THE PROBLEM ::
Please extract every line of the records below word for word, leaving the pictures out of your answer.

RECORD EXCERPTS ::
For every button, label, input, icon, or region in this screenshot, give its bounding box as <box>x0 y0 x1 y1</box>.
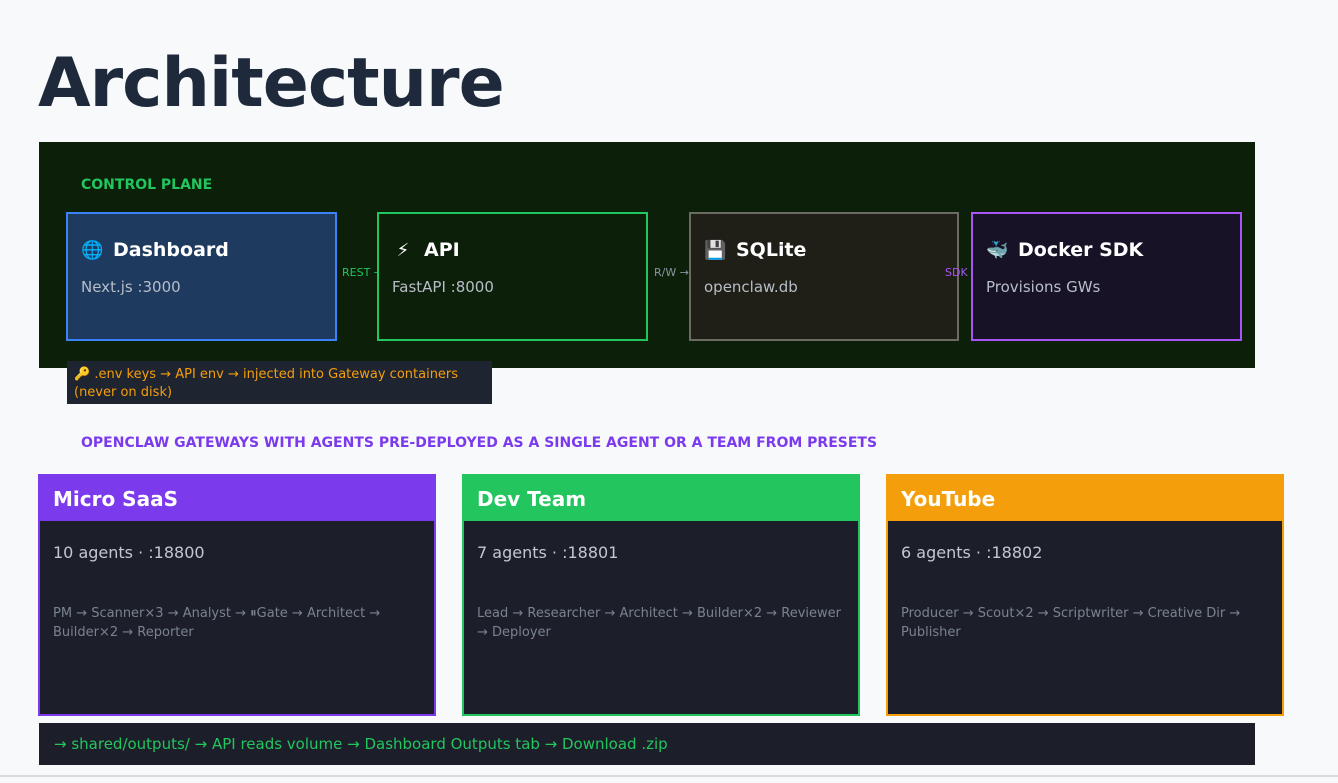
sqlite-node-title: SQLite <box>736 239 807 261</box>
docker-sdk-node-subtitle: Provisions GWs <box>986 278 1101 296</box>
env-keys-note: 🔑 .env keys → API env → injected into Ga… <box>67 361 492 404</box>
gateway-card-count: 10 agents · :18800 <box>53 543 205 562</box>
page-title: Architecture <box>38 44 505 123</box>
api-node: ⚡ API FastAPI :8000 <box>377 212 648 341</box>
control-plane-panel: CONTROL PLANE 🌐 Dashboard Next.js :3000 … <box>39 142 1255 368</box>
gateway-card-flow: Producer → Scout×2 → Scriptwriter → Crea… <box>901 606 1241 640</box>
lightning-icon: ⚡ <box>396 239 410 261</box>
sqlite-node: 💾 SQLite openclaw.db <box>689 212 959 341</box>
api-node-title: API <box>424 239 460 261</box>
gateway-card-flow: Lead → Researcher → Architect → Builder×… <box>477 606 841 640</box>
globe-icon: 🌐 <box>81 239 104 261</box>
env-keys-note-text: .env keys → API env → injected into Gate… <box>74 367 459 400</box>
gateways-label: OPENCLAW GATEWAYS WITH AGENTS PRE-DEPLOY… <box>81 435 878 451</box>
bottom-divider <box>0 775 1338 777</box>
outputs-flow-text: → shared/outputs/ → API reads volume → D… <box>54 735 668 753</box>
dashboard-node-title: Dashboard <box>113 239 229 261</box>
sqlite-node-subtitle: openclaw.db <box>704 278 798 296</box>
whale-icon: 🐳 <box>986 239 1009 261</box>
gateway-card-title: Dev Team <box>464 476 858 521</box>
docker-sdk-node-title: Docker SDK <box>1018 239 1144 261</box>
floppy-disk-icon: 💾 <box>704 239 727 261</box>
dashboard-node: 🌐 Dashboard Next.js :3000 <box>66 212 337 341</box>
docker-sdk-node: 🐳 Docker SDK Provisions GWs <box>971 212 1242 341</box>
control-plane-label: CONTROL PLANE <box>81 177 213 193</box>
gateway-card-youtube: YouTube 6 agents · :18802 Producer → Sco… <box>886 474 1284 716</box>
outputs-flow-bar: → shared/outputs/ → API reads volume → D… <box>39 723 1255 765</box>
api-node-subtitle: FastAPI :8000 <box>392 278 494 296</box>
gateway-card-flow: PM → Scanner×3 → Analyst → ⏸Gate → Archi… <box>53 606 381 640</box>
key-icon: 🔑 <box>74 367 91 382</box>
gateway-card-count: 6 agents · :18802 <box>901 543 1043 562</box>
gateway-card-title: YouTube <box>888 476 1282 521</box>
gateway-card-count: 7 agents · :18801 <box>477 543 619 562</box>
dashboard-node-subtitle: Next.js :3000 <box>81 278 181 296</box>
gateway-card-micro-saas: Micro SaaS 10 agents · :18800 PM → Scann… <box>38 474 436 716</box>
gateway-card-title: Micro SaaS <box>40 476 434 521</box>
edge-label-rw: R/W → <box>654 266 689 279</box>
gateway-card-dev-team: Dev Team 7 agents · :18801 Lead → Resear… <box>462 474 860 716</box>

ANSWER BELOW ::
For every button, label, input, icon, or region in this screenshot, give its bounding box as <box>x0 y0 x1 y1</box>.
sqlite-node-title: SQLite <box>736 239 807 261</box>
docker-sdk-node-subtitle: Provisions GWs <box>986 278 1101 296</box>
env-keys-note: 🔑 .env keys → API env → injected into Ga… <box>67 361 492 404</box>
gateway-card-count: 10 agents · :18800 <box>53 543 205 562</box>
page-title: Architecture <box>38 44 505 123</box>
api-node: ⚡ API FastAPI :8000 <box>377 212 648 341</box>
control-plane-panel: CONTROL PLANE 🌐 Dashboard Next.js :3000 … <box>39 142 1255 368</box>
gateway-card-flow: Producer → Scout×2 → Scriptwriter → Crea… <box>901 606 1241 640</box>
lightning-icon: ⚡ <box>396 239 410 261</box>
sqlite-node: 💾 SQLite openclaw.db <box>689 212 959 341</box>
api-node-title: API <box>424 239 460 261</box>
gateway-card-flow: Lead → Researcher → Architect → Builder×… <box>477 606 841 640</box>
globe-icon: 🌐 <box>81 239 104 261</box>
env-keys-note-text: .env keys → API env → injected into Gate… <box>74 367 459 400</box>
gateways-label: OPENCLAW GATEWAYS WITH AGENTS PRE-DEPLOY… <box>81 435 878 451</box>
bottom-divider <box>0 775 1338 777</box>
outputs-flow-text: → shared/outputs/ → API reads volume → D… <box>54 735 668 753</box>
dashboard-node-title: Dashboard <box>113 239 229 261</box>
sqlite-node-subtitle: openclaw.db <box>704 278 798 296</box>
whale-icon: 🐳 <box>986 239 1009 261</box>
gateway-card-title: Dev Team <box>464 476 858 521</box>
docker-sdk-node-title: Docker SDK <box>1018 239 1144 261</box>
floppy-disk-icon: 💾 <box>704 239 727 261</box>
dashboard-node: 🌐 Dashboard Next.js :3000 <box>66 212 337 341</box>
docker-sdk-node: 🐳 Docker SDK Provisions GWs <box>971 212 1242 341</box>
control-plane-label: CONTROL PLANE <box>81 177 213 193</box>
gateway-card-youtube: YouTube 6 agents · :18802 Producer → Sco… <box>886 474 1284 716</box>
outputs-flow-bar: → shared/outputs/ → API reads volume → D… <box>39 723 1255 765</box>
api-node-subtitle: FastAPI :8000 <box>392 278 494 296</box>
gateway-card-flow: PM → Scanner×3 → Analyst → ⏸Gate → Archi… <box>53 606 381 640</box>
key-icon: 🔑 <box>74 367 91 382</box>
gateway-card-count: 6 agents · :18802 <box>901 543 1043 562</box>
gateway-card-title: YouTube <box>888 476 1282 521</box>
gateway-card-count: 7 agents · :18801 <box>477 543 619 562</box>
dashboard-node-subtitle: Next.js :3000 <box>81 278 181 296</box>
gateway-card-micro-saas: Micro SaaS 10 agents · :18800 PM → Scann… <box>38 474 436 716</box>
gateway-card-title: Micro SaaS <box>40 476 434 521</box>
edge-label-rw: R/W → <box>654 266 689 279</box>
gateway-card-dev-team: Dev Team 7 agents · :18801 Lead → Resear… <box>462 474 860 716</box>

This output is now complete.